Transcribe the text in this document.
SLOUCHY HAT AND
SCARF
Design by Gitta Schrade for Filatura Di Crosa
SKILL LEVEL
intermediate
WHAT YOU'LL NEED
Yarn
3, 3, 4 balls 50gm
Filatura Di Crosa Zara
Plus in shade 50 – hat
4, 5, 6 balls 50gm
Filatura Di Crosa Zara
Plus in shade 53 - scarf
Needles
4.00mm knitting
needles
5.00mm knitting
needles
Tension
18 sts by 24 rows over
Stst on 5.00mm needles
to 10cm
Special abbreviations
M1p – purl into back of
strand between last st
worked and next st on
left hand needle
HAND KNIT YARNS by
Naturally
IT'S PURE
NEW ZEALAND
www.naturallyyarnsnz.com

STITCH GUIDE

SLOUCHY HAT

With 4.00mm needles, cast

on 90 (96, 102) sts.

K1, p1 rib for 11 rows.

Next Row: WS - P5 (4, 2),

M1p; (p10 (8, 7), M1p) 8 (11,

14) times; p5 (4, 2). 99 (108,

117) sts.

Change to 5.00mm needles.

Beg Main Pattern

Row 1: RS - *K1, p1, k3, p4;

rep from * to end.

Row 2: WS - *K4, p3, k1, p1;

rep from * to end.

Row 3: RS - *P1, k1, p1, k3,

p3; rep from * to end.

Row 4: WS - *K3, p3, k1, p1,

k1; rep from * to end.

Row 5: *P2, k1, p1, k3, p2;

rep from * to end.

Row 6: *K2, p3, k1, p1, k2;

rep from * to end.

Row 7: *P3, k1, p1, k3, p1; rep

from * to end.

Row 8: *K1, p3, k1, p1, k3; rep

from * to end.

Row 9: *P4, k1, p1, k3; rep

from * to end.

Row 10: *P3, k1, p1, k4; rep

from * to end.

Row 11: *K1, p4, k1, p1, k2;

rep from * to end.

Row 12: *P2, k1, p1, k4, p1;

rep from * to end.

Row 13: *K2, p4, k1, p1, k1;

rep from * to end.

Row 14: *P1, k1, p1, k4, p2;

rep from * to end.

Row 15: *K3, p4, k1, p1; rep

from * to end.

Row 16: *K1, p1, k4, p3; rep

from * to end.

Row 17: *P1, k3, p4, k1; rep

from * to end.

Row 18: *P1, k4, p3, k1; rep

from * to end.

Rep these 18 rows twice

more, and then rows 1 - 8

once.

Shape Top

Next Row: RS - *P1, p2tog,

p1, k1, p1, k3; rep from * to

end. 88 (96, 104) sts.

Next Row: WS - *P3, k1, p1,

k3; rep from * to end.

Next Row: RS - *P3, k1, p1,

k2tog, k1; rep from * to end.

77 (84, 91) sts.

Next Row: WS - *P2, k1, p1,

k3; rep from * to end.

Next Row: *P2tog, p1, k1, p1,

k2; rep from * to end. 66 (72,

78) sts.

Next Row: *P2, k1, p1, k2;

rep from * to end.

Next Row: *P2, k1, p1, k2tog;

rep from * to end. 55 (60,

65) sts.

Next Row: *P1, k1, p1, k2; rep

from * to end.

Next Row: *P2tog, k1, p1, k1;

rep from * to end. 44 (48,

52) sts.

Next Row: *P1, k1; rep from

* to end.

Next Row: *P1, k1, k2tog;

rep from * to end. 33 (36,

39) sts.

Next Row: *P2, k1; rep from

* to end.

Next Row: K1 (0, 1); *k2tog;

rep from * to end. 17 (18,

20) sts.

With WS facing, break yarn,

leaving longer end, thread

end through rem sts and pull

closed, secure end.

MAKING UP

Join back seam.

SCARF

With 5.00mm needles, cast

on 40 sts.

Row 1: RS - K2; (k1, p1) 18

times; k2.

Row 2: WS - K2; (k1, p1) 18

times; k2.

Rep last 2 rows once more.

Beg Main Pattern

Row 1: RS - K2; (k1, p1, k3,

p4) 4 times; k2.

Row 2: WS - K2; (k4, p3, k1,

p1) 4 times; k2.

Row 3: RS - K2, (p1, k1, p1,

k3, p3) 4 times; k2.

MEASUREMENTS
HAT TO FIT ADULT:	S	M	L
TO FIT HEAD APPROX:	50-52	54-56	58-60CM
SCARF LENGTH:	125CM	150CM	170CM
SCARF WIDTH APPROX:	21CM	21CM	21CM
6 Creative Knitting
________________________________________
> _Work to complete_: Print the complete listing again, exactly as it stands.

> _Output below_:
Transcribe the text in this document.
SLOUCHY HAT AND
SCARF
Design by Gitta Schrade for Filatura Di Crosa
SKILL LEVEL
intermediate
WHAT YOU'LL NEED
Yarn
3, 3, 4 balls 50gm
Filatura Di Crosa Zara
Plus in shade 50 – hat
4, 5, 6 balls 50gm
Filatura Di Crosa Zara
Plus in shade 53 - scarf
Needles
4.00mm knitting
needles
5.00mm knitting
needles
Tension
18 sts by 24 rows over
Stst on 5.00mm needles
to 10cm
Special abbreviations
M1p – purl into back of
strand between last st
worked and next st on
left hand needle
HAND KNIT YARNS by
Naturally
IT'S PURE
NEW ZEALAND
www.naturallyyarnsnz.com

STITCH GUIDE

SLOUCHY HAT

With 4.00mm needles, cast

on 90 (96, 102) sts.

K1, p1 rib for 11 rows.

Next Row: WS - P5 (4, 2),

M1p; (p10 (8, 7), M1p) 8 (11,

14) times; p5 (4, 2). 99 (108,

117) sts.

Change to 5.00mm needles.

Beg Main Pattern

Row 1: RS - *K1, p1, k3, p4;

rep from * to end.

Row 2: WS - *K4, p3, k1, p1;

rep from * to end.

Row 3: RS - *P1, k1, p1, k3,

p3; rep from * to end.

Row 4: WS - *K3, p3, k1, p1,

k1; rep from * to end.

Row 5: *P2, k1, p1, k3, p2;

rep from * to end.

Row 6: *K2, p3, k1, p1, k2;

rep from * to end.

Row 7: *P3, k1, p1, k3, p1; rep

from * to end.

Row 8: *K1, p3, k1, p1, k3; rep

from * to end.

Row 9: *P4, k1, p1, k3; rep

from * to end.

Row 10: *P3, k1, p1, k4; rep

from * to end.

Row 11: *K1, p4, k1, p1, k2;

rep from * to end.

Row 12: *P2, k1, p1, k4, p1;

rep from * to end.

Row 13: *K2, p4, k1, p1, k1;

rep from * to end.

Row 14: *P1, k1, p1, k4, p2;

rep from * to end.

Row 15: *K3, p4, k1, p1; rep

from * to end.

Row 16: *K1, p1, k4, p3; rep

from * to end.

Row 17: *P1, k3, p4, k1; rep

from * to end.

Row 18: *P1, k4, p3, k1; rep

from * to end.

Rep these 18 rows twice

more, and then rows 1 - 8

once.

Shape Top

Next Row: RS - *P1, p2tog,

p1, k1, p1, k3; rep from * to

end. 88 (96, 104) sts.

Next Row: WS - *P3, k1, p1,

k3; rep from * to end.

Next Row: RS - *P3, k1, p1,

k2tog, k1; rep from * to end.

77 (84, 91) sts.

Next Row: WS - *P2, k1, p1,

k3; rep from * to end.

Next Row: *P2tog, p1, k1, p1,

k2; rep from * to end. 66 (72,

78) sts.

Next Row: *P2, k1, p1, k2;

rep from * to end.

Next Row: *P2, k1, p1, k2tog;

rep from * to end. 55 (60,

65) sts.

Next Row: *P1, k1, p1, k2; rep

from * to end.

Next Row: *P2tog, k1, p1, k1;

rep from * to end. 44 (48,

52) sts.

Next Row: *P1, k1; rep from

* to end.

Next Row: *P1, k1, k2tog;

rep from * to end. 33 (36,

39) sts.

Next Row: *P2, k1; rep from

* to end.

Next Row: K1 (0, 1); *k2tog;

rep from * to end. 17 (18,

20) sts.

With WS facing, break yarn,

leaving longer end, thread

end through rem sts and pull

closed, secure end.

MAKING UP

Join back seam.

SCARF

With 5.00mm needles, cast

on 40 sts.

Row 1: RS - K2; (k1, p1) 18

times; k2.

Row 2: WS - K2; (k1, p1) 18

times; k2.

Rep last 2 rows once more.

Beg Main Pattern

Row 1: RS - K2; (k1, p1, k3,

p4) 4 times; k2.

Row 2: WS - K2; (k4, p3, k1,

p1) 4 times; k2.

Row 3: RS - K2, (p1, k1, p1,

k3, p3) 4 times; k2.

MEASUREMENTS
HAT TO FIT ADULT:	S	M	L
TO FIT HEAD APPROX:	50-52	54-56	58-60CM
SCARF LENGTH:	125CM	150CM	170CM
SCARF WIDTH APPROX:	21CM	21CM	21CM
6 Creative Knitting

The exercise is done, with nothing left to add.